*** Opening Excerpted records ***

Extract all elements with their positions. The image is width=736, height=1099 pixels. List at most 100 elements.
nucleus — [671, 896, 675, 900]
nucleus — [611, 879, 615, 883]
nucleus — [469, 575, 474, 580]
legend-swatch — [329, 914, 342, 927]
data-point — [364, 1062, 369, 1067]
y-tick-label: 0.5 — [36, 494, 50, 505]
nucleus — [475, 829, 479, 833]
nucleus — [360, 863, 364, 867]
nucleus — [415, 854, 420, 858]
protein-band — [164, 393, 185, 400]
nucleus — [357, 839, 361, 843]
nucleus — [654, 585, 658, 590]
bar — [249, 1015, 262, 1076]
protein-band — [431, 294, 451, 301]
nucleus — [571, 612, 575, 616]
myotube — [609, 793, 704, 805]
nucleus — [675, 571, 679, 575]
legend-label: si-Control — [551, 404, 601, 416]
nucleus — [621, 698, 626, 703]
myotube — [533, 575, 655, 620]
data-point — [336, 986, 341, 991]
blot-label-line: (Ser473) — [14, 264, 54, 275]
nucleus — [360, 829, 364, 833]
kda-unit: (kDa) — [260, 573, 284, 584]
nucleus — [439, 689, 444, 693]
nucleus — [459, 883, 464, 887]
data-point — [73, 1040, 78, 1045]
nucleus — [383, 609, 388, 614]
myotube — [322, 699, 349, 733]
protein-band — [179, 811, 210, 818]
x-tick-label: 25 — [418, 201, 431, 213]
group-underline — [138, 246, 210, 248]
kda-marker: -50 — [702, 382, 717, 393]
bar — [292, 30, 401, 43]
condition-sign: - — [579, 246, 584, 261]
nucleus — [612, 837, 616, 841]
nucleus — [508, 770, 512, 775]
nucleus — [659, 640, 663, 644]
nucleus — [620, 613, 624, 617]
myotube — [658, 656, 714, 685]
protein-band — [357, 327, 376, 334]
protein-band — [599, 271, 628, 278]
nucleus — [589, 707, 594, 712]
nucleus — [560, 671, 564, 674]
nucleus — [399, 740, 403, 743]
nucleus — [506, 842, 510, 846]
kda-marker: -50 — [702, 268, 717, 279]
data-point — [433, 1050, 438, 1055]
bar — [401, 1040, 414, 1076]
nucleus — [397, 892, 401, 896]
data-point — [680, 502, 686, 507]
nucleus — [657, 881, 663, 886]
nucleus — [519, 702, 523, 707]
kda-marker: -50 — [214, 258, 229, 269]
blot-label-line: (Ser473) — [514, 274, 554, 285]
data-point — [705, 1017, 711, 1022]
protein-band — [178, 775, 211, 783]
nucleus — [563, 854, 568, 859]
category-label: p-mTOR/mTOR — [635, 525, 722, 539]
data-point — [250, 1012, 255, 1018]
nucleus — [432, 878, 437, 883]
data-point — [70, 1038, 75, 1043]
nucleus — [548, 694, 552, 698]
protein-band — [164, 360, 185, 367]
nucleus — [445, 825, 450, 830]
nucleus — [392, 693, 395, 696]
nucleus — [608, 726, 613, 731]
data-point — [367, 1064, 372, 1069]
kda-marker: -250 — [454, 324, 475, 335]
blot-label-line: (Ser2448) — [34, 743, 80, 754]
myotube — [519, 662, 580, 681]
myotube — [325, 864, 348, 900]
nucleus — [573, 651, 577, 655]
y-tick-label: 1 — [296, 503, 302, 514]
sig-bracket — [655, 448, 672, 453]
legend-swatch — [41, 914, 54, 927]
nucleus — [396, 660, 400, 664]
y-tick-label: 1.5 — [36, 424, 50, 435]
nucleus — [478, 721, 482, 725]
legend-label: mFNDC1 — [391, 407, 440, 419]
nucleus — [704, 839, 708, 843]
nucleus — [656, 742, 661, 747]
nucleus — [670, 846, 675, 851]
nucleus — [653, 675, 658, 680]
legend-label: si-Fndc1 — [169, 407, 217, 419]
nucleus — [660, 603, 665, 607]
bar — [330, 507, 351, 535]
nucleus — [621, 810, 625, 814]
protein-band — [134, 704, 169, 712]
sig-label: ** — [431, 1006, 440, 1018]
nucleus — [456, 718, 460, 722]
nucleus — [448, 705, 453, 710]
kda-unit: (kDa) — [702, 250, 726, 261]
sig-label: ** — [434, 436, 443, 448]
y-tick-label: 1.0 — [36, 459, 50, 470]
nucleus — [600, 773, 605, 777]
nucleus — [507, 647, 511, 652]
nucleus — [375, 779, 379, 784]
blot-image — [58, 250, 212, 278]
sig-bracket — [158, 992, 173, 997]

*** Closing Excerpted records ***
*** Opening Excerpted records ***

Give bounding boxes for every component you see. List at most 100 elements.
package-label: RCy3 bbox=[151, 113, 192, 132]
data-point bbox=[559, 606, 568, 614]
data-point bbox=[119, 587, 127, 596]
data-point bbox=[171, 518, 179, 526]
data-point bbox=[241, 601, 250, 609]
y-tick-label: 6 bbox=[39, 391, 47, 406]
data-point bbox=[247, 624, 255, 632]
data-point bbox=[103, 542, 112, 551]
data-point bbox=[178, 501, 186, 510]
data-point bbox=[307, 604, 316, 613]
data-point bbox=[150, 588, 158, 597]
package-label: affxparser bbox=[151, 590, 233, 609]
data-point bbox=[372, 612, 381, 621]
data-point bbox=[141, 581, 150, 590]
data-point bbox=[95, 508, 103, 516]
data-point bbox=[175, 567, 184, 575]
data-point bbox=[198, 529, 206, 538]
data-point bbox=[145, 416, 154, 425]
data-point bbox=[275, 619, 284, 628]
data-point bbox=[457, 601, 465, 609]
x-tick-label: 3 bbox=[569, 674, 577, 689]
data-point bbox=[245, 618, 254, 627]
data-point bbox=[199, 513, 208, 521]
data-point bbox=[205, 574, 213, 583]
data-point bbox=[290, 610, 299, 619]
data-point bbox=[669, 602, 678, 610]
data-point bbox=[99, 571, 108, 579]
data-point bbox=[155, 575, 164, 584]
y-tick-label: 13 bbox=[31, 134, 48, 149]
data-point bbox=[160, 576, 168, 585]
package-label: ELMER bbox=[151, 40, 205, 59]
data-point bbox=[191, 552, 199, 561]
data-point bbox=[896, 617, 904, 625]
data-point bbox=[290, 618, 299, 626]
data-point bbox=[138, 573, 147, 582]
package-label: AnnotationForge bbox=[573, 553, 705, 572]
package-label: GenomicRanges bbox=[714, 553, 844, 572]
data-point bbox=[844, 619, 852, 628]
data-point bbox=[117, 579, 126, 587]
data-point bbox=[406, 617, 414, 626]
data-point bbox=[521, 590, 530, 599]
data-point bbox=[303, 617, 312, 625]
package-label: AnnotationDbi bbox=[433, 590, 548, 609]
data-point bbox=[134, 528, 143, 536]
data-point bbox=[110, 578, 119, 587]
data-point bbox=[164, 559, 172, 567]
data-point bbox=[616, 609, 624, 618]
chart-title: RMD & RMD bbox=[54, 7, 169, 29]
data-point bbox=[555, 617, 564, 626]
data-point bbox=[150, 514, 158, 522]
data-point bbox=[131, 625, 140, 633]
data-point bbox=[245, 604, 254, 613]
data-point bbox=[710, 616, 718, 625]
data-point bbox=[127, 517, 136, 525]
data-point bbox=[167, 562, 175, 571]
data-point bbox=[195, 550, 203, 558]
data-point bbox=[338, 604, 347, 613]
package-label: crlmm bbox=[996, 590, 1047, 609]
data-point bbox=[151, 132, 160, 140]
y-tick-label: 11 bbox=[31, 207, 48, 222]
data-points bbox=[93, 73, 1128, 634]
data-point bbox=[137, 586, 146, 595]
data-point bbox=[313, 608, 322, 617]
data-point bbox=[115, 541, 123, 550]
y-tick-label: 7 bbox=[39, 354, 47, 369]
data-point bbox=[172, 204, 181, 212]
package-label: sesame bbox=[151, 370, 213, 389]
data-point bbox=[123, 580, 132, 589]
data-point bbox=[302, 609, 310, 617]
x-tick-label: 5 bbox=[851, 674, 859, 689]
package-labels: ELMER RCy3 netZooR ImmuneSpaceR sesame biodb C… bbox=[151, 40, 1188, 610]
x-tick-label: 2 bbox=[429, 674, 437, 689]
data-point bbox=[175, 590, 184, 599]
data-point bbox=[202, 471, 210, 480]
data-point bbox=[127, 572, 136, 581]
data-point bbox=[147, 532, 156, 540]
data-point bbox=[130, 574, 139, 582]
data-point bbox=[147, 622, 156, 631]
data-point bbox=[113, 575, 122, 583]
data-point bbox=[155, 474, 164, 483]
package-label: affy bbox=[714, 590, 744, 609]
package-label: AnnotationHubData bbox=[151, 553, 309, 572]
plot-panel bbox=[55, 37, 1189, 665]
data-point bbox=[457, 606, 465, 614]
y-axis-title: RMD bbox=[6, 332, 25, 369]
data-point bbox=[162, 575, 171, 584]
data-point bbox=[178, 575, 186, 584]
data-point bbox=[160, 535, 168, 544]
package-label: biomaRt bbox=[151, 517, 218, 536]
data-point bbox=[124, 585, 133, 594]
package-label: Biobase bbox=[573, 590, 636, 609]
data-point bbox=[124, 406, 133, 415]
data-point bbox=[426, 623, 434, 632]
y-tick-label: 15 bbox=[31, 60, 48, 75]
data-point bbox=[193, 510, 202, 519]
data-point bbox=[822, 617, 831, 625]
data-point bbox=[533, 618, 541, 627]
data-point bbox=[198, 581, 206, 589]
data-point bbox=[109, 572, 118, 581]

*** Closing Excerpted records ***

▸ **Assignment**: Copy out each line of the data where the string "myotube" appears.

▸ **Result of this exercise**:
myotube — [609, 793, 704, 805]
myotube — [533, 575, 655, 620]
myotube — [322, 699, 349, 733]
myotube — [658, 656, 714, 685]
myotube — [519, 662, 580, 681]
myotube — [325, 864, 348, 900]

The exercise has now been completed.